**Data to process:**
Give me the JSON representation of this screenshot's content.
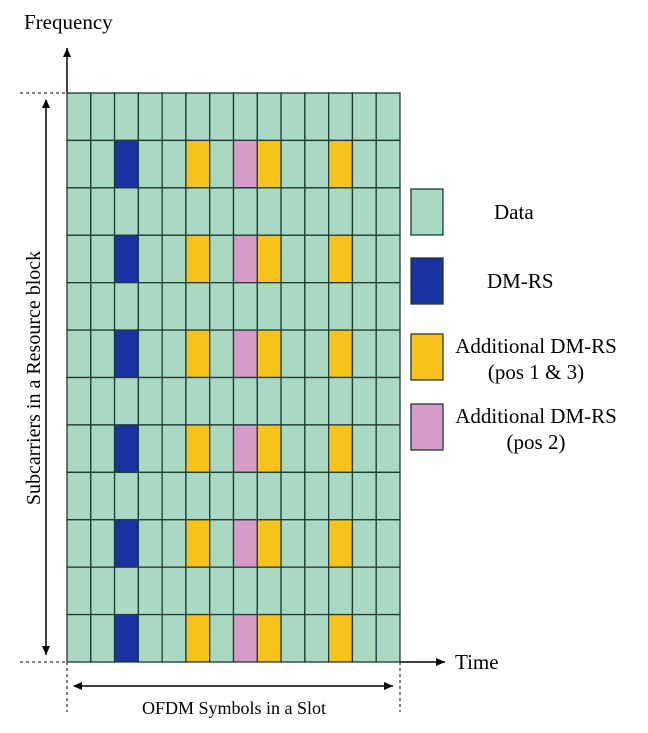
{
  "axes": {
    "frequency_label": "Frequency",
    "time_label": "Time",
    "vertical_span_label": "Subcarriers in a Resource block",
    "horizontal_span_label": "OFDM Symbols in a Slot"
  },
  "grid": {
    "rows": 12,
    "columns": 14,
    "base_type": "data",
    "reference_rows": [
      1,
      3,
      5,
      7,
      9,
      11
    ],
    "reference_columns": [
      {
        "column": 2,
        "type": "dmrs"
      },
      {
        "column": 5,
        "type": "additional_pos13"
      },
      {
        "column": 7,
        "type": "additional_pos2"
      },
      {
        "column": 8,
        "type": "additional_pos13"
      },
      {
        "column": 11,
        "type": "additional_pos13"
      }
    ]
  },
  "colors": {
    "data": "#a9d8c3",
    "dmrs": "#1a33a3",
    "additional_pos13": "#f7c21b",
    "additional_pos2": "#d79bc9",
    "grid_line": "#1e3b36"
  },
  "legend": [
    {
      "type": "data",
      "line1": "Data",
      "line2": ""
    },
    {
      "type": "dmrs",
      "line1": "DM-RS",
      "line2": ""
    },
    {
      "type": "additional_pos13",
      "line1": "Additional DM-RS",
      "line2": "(pos 1 & 3)"
    },
    {
      "type": "additional_pos2",
      "line1": "Additional DM-RS",
      "line2": "(pos 2)"
    }
  ]
}
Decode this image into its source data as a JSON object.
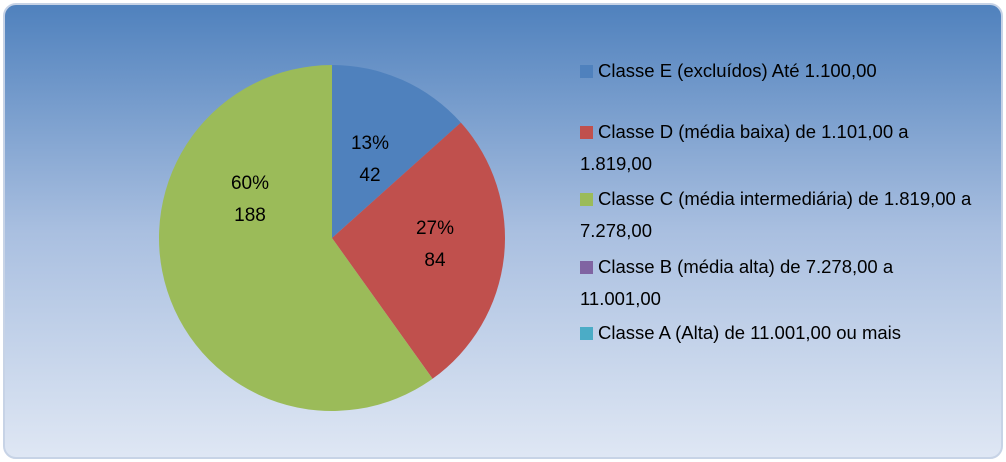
{
  "chart_data": {
    "type": "pie",
    "categories": [
      "Classe E (excluídos) Até 1.100,00",
      "Classe D (média baixa) de 1.101,00 a 1.819,00",
      "Classe C (média intermediária) de 1.819,00 a 7.278,00",
      "Classe B (média alta) de 7.278,00 a 11.001,00",
      "Classe A (Alta) de 11.001,00 ou mais"
    ],
    "values": [
      42,
      84,
      188,
      0,
      0
    ],
    "percent_labels": [
      "13%",
      "27%",
      "60%",
      null,
      null
    ],
    "colors": [
      "#4f81bd",
      "#c0504d",
      "#9bbb59",
      "#8064a2",
      "#4bacc6"
    ],
    "legend": "right"
  }
}
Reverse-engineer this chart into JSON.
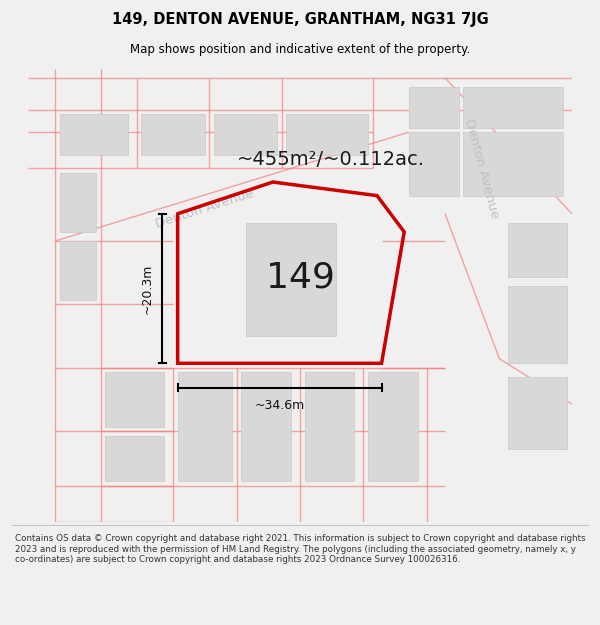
{
  "title": "149, DENTON AVENUE, GRANTHAM, NG31 7JG",
  "subtitle": "Map shows position and indicative extent of the property.",
  "footer": "Contains OS data © Crown copyright and database right 2021. This information is subject to Crown copyright and database rights 2023 and is reproduced with the permission of HM Land Registry. The polygons (including the associated geometry, namely x, y co-ordinates) are subject to Crown copyright and database rights 2023 Ordnance Survey 100026316.",
  "area_text": "~455m²/~0.112ac.",
  "property_label": "149",
  "width_label": "~34.6m",
  "height_label": "~20.3m",
  "road_color": "#f08080",
  "road_alpha": 0.7,
  "property_color": "#cc0000",
  "building_color": "#d8d8d8",
  "street_label_color": "#c0c0c0",
  "bg_color": "#ffffff",
  "fig_bg": "#f0f0f0"
}
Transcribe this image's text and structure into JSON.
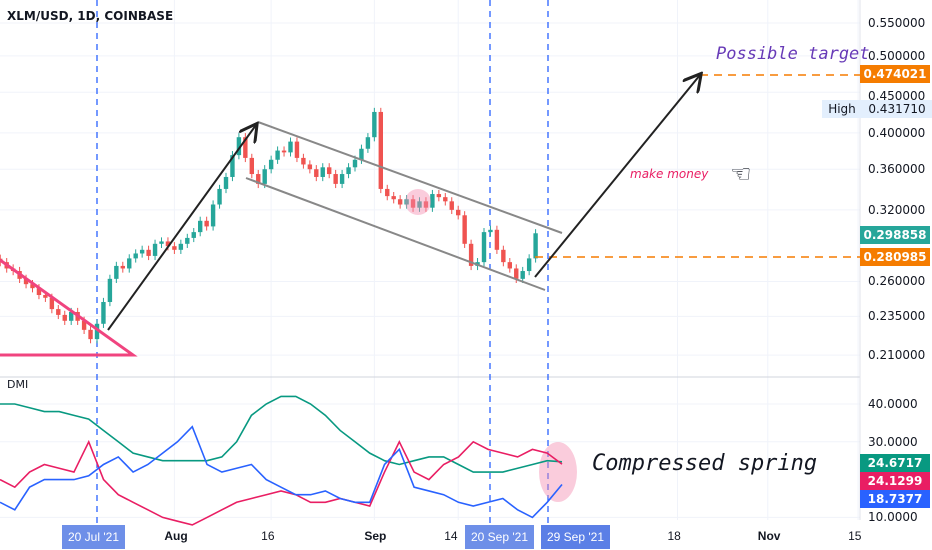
{
  "header": {
    "title": "XLM/USD, 1D, COINBASE"
  },
  "annotations": {
    "target": "Possible target",
    "money": "make money",
    "spring": "Compressed spring",
    "dmi": "DMI",
    "high_label": "High"
  },
  "price_tags": {
    "target": "0.474021",
    "high": "0.431710",
    "last": "0.298858",
    "entry": "0.280985"
  },
  "dmi_tags": {
    "adx": "24.6717",
    "minus": "24.1299",
    "plus": "18.7377"
  },
  "colors": {
    "up": "#26a69a",
    "down": "#ef5350",
    "orange": "#f57c00",
    "adx": "#089981",
    "minus": "#e91e63",
    "plus": "#2962ff",
    "purple": "#673ab7"
  },
  "chart_data": {
    "type": "candlestick",
    "title": "XLM/USD, 1D, COINBASE",
    "price_axis": {
      "ticks": [
        "0.550000",
        "0.500000",
        "0.450000",
        "0.400000",
        "0.360000",
        "0.320000",
        "0.260000",
        "0.235000",
        "0.210000"
      ],
      "tick_values": [
        0.55,
        0.5,
        0.45,
        0.4,
        0.36,
        0.32,
        0.26,
        0.235,
        0.21
      ],
      "scale": "log"
    },
    "dmi_axis": {
      "ticks": [
        "40.0000",
        "30.0000",
        "10.0000"
      ],
      "tick_values": [
        40,
        30,
        10
      ]
    },
    "x_axis": {
      "ticks": [
        "Aug",
        "16",
        "Sep",
        "14",
        "18",
        "Nov",
        "15"
      ],
      "tick_day_offsets": [
        12,
        27,
        43,
        56,
        90,
        104,
        118
      ],
      "highlighted": [
        "20 Jul '21",
        "20 Sep '21",
        "29 Sep '21"
      ]
    },
    "start_date": "2021-07-05",
    "closes": [
      0.275,
      0.27,
      0.268,
      0.262,
      0.258,
      0.255,
      0.25,
      0.248,
      0.24,
      0.236,
      0.232,
      0.238,
      0.232,
      0.226,
      0.22,
      0.23,
      0.245,
      0.262,
      0.272,
      0.27,
      0.278,
      0.282,
      0.285,
      0.28,
      0.29,
      0.292,
      0.288,
      0.285,
      0.29,
      0.295,
      0.3,
      0.31,
      0.305,
      0.325,
      0.34,
      0.352,
      0.375,
      0.395,
      0.372,
      0.355,
      0.345,
      0.36,
      0.37,
      0.38,
      0.378,
      0.39,
      0.372,
      0.365,
      0.36,
      0.352,
      0.362,
      0.355,
      0.345,
      0.355,
      0.362,
      0.37,
      0.382,
      0.395,
      0.425,
      0.34,
      0.333,
      0.33,
      0.325,
      0.33,
      0.322,
      0.328,
      0.322,
      0.335,
      0.332,
      0.328,
      0.32,
      0.315,
      0.29,
      0.272,
      0.275,
      0.3,
      0.302,
      0.285,
      0.275,
      0.27,
      0.262,
      0.268,
      0.278,
      0.299
    ],
    "dmi": {
      "adx": [
        40,
        40,
        39,
        38,
        38,
        37,
        36,
        33,
        30,
        27,
        26,
        25,
        25,
        25,
        25,
        26,
        30,
        37,
        40,
        42,
        42,
        40,
        37,
        33,
        30,
        27,
        25,
        24,
        25,
        26,
        26,
        24,
        22,
        22,
        22,
        23,
        24,
        25,
        24.7
      ],
      "minus_di": [
        20,
        18,
        22,
        24,
        23,
        22,
        30,
        20,
        16,
        14,
        12,
        10,
        9,
        8,
        10,
        12,
        14,
        15,
        16,
        17,
        16,
        14,
        14,
        15,
        14,
        13,
        22,
        30,
        22,
        20,
        24,
        26,
        30,
        28,
        27,
        26,
        28,
        27,
        24.1
      ],
      "plus_di": [
        14,
        12,
        18,
        20,
        20,
        20,
        21,
        24,
        26,
        22,
        24,
        27,
        30,
        34,
        24,
        22,
        23,
        24,
        20,
        18,
        16,
        16,
        17,
        15,
        14,
        14,
        24,
        28,
        18,
        17,
        16,
        14,
        13,
        14,
        15,
        12,
        10,
        14,
        18.7
      ]
    }
  }
}
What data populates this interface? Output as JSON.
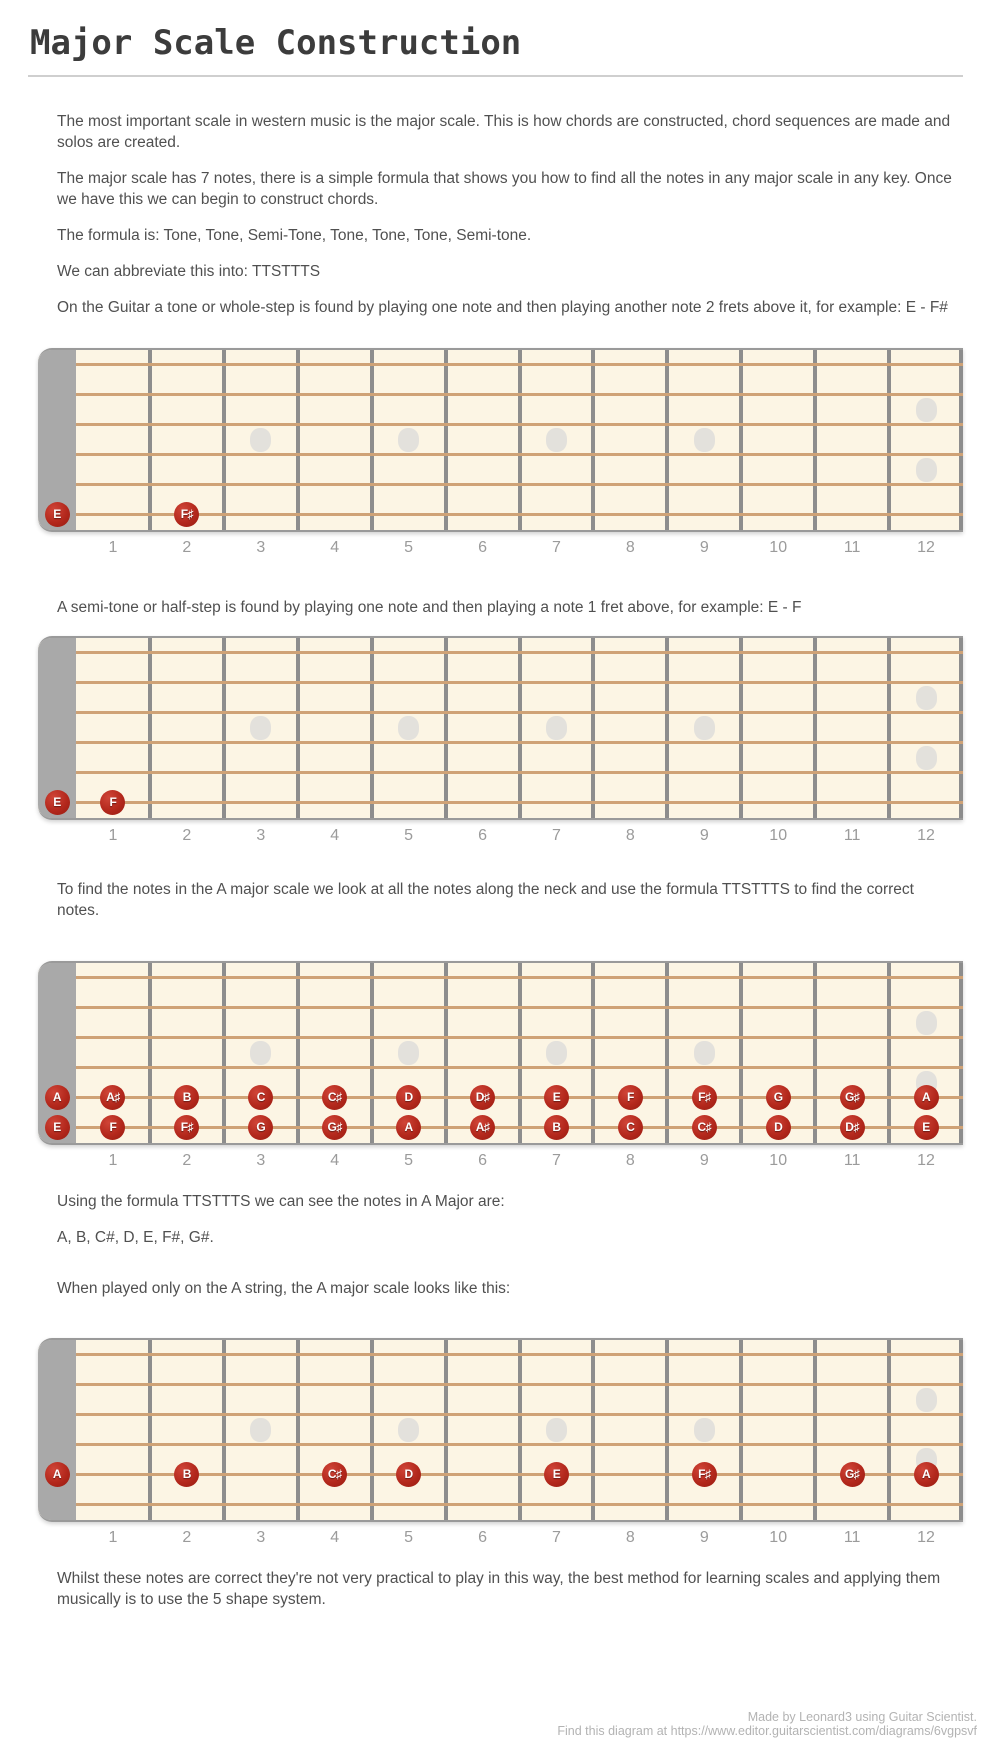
{
  "page": {
    "title": "Major Scale Construction",
    "paragraphs": {
      "intro_1": "The most important scale in western music is the major scale. This is how chords are constructed, chord sequences are made and\nsolos are created.",
      "intro_2": "The major scale has 7 notes, there is a simple formula that shows you how to find all the notes in any major scale in any key. Once\nwe have this we can begin to construct chords.",
      "formula": "The formula is: Tone, Tone, Semi-Tone, Tone, Tone, Tone, Semi-tone.",
      "abbreviation": "We can abbreviate this into: TTSTTTS",
      "tone_example": "On the Guitar a tone or whole-step is found by playing one note and then playing another note 2 frets above it, for example: E - F#",
      "semitone_example": "A semi-tone or half-step is found by playing one note and then playing a note 1 fret above, for example: E - F",
      "find_notes": "To find the notes in the A major scale we look at all the notes along the neck and use the formula TTSTTTS to find the correct\nnotes.",
      "using_formula": "Using the formula TTSTTTS we can see the notes in A Major are:",
      "notes_list": "A, B, C#, D, E, F#, G#.",
      "a_string_only": "When played only on the A string, the A major scale looks like this:",
      "conclusion": "Whilst these notes are correct they're not very practical to play in this way, the best method for learning scales and applying them\nmusically is to use the 5 shape system."
    },
    "footer": {
      "made_by": "Made by Leonard3 using Guitar Scientist.",
      "find_at": "Find this diagram at https://www.editor.guitarscientist.com/diagrams/6vgpsvf"
    }
  },
  "colors": {
    "board_background": "#fcf5e4",
    "nut": "#a9a9a9",
    "fret_line": "#8d8d8d",
    "string": "#cfa276",
    "inlay_dot": "#e3e1dc",
    "note_marker": "#b3281c",
    "marker_text": "#ffffff",
    "body_text": "#505050",
    "fret_number_text": "#9b9b9b",
    "footer_text": "#b3b3b3"
  },
  "fretboard_defaults": {
    "strings": 6,
    "frets": 12,
    "fret_numbers": [
      "1",
      "2",
      "3",
      "4",
      "5",
      "6",
      "7",
      "8",
      "9",
      "10",
      "11",
      "12"
    ],
    "single_dot_frets": [
      3,
      5,
      7,
      9
    ],
    "double_dot_frets": [
      12
    ]
  },
  "diagrams": [
    {
      "id": "tone-example",
      "markers": [
        {
          "string": 6,
          "fret": 0,
          "label": "E"
        },
        {
          "string": 6,
          "fret": 2,
          "label": "F♯"
        }
      ]
    },
    {
      "id": "semitone-example",
      "markers": [
        {
          "string": 6,
          "fret": 0,
          "label": "E"
        },
        {
          "string": 6,
          "fret": 1,
          "label": "F"
        }
      ]
    },
    {
      "id": "a-major-all-notes",
      "markers": [
        {
          "string": 5,
          "fret": 0,
          "label": "A"
        },
        {
          "string": 5,
          "fret": 1,
          "label": "A♯"
        },
        {
          "string": 5,
          "fret": 2,
          "label": "B"
        },
        {
          "string": 5,
          "fret": 3,
          "label": "C"
        },
        {
          "string": 5,
          "fret": 4,
          "label": "C♯"
        },
        {
          "string": 5,
          "fret": 5,
          "label": "D"
        },
        {
          "string": 5,
          "fret": 6,
          "label": "D♯"
        },
        {
          "string": 5,
          "fret": 7,
          "label": "E"
        },
        {
          "string": 5,
          "fret": 8,
          "label": "F"
        },
        {
          "string": 5,
          "fret": 9,
          "label": "F♯"
        },
        {
          "string": 5,
          "fret": 10,
          "label": "G"
        },
        {
          "string": 5,
          "fret": 11,
          "label": "G♯"
        },
        {
          "string": 5,
          "fret": 12,
          "label": "A"
        },
        {
          "string": 6,
          "fret": 0,
          "label": "E"
        },
        {
          "string": 6,
          "fret": 1,
          "label": "F"
        },
        {
          "string": 6,
          "fret": 2,
          "label": "F♯"
        },
        {
          "string": 6,
          "fret": 3,
          "label": "G"
        },
        {
          "string": 6,
          "fret": 4,
          "label": "G♯"
        },
        {
          "string": 6,
          "fret": 5,
          "label": "A"
        },
        {
          "string": 6,
          "fret": 6,
          "label": "A♯"
        },
        {
          "string": 6,
          "fret": 7,
          "label": "B"
        },
        {
          "string": 6,
          "fret": 8,
          "label": "C"
        },
        {
          "string": 6,
          "fret": 9,
          "label": "C♯"
        },
        {
          "string": 6,
          "fret": 10,
          "label": "D"
        },
        {
          "string": 6,
          "fret": 11,
          "label": "D♯"
        },
        {
          "string": 6,
          "fret": 12,
          "label": "E"
        }
      ]
    },
    {
      "id": "a-major-a-string",
      "markers": [
        {
          "string": 5,
          "fret": 0,
          "label": "A"
        },
        {
          "string": 5,
          "fret": 2,
          "label": "B"
        },
        {
          "string": 5,
          "fret": 4,
          "label": "C♯"
        },
        {
          "string": 5,
          "fret": 5,
          "label": "D"
        },
        {
          "string": 5,
          "fret": 7,
          "label": "E"
        },
        {
          "string": 5,
          "fret": 9,
          "label": "F♯"
        },
        {
          "string": 5,
          "fret": 11,
          "label": "G♯"
        },
        {
          "string": 5,
          "fret": 12,
          "label": "A"
        }
      ]
    }
  ]
}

**Prompt:**
Working from the listing above, pick out every line that has "TTSTTTS" and copy it.

**Output of the task:**
      "abbreviation": "We can abbreviate this into: TTSTTTS",
      "find_notes": "To find the notes in the A major scale we look at all the notes along the neck and use the formula TTSTTTS to find the correct\nnotes.",
      "using_formula": "Using the formula TTSTTTS we can see the notes in A Major are:",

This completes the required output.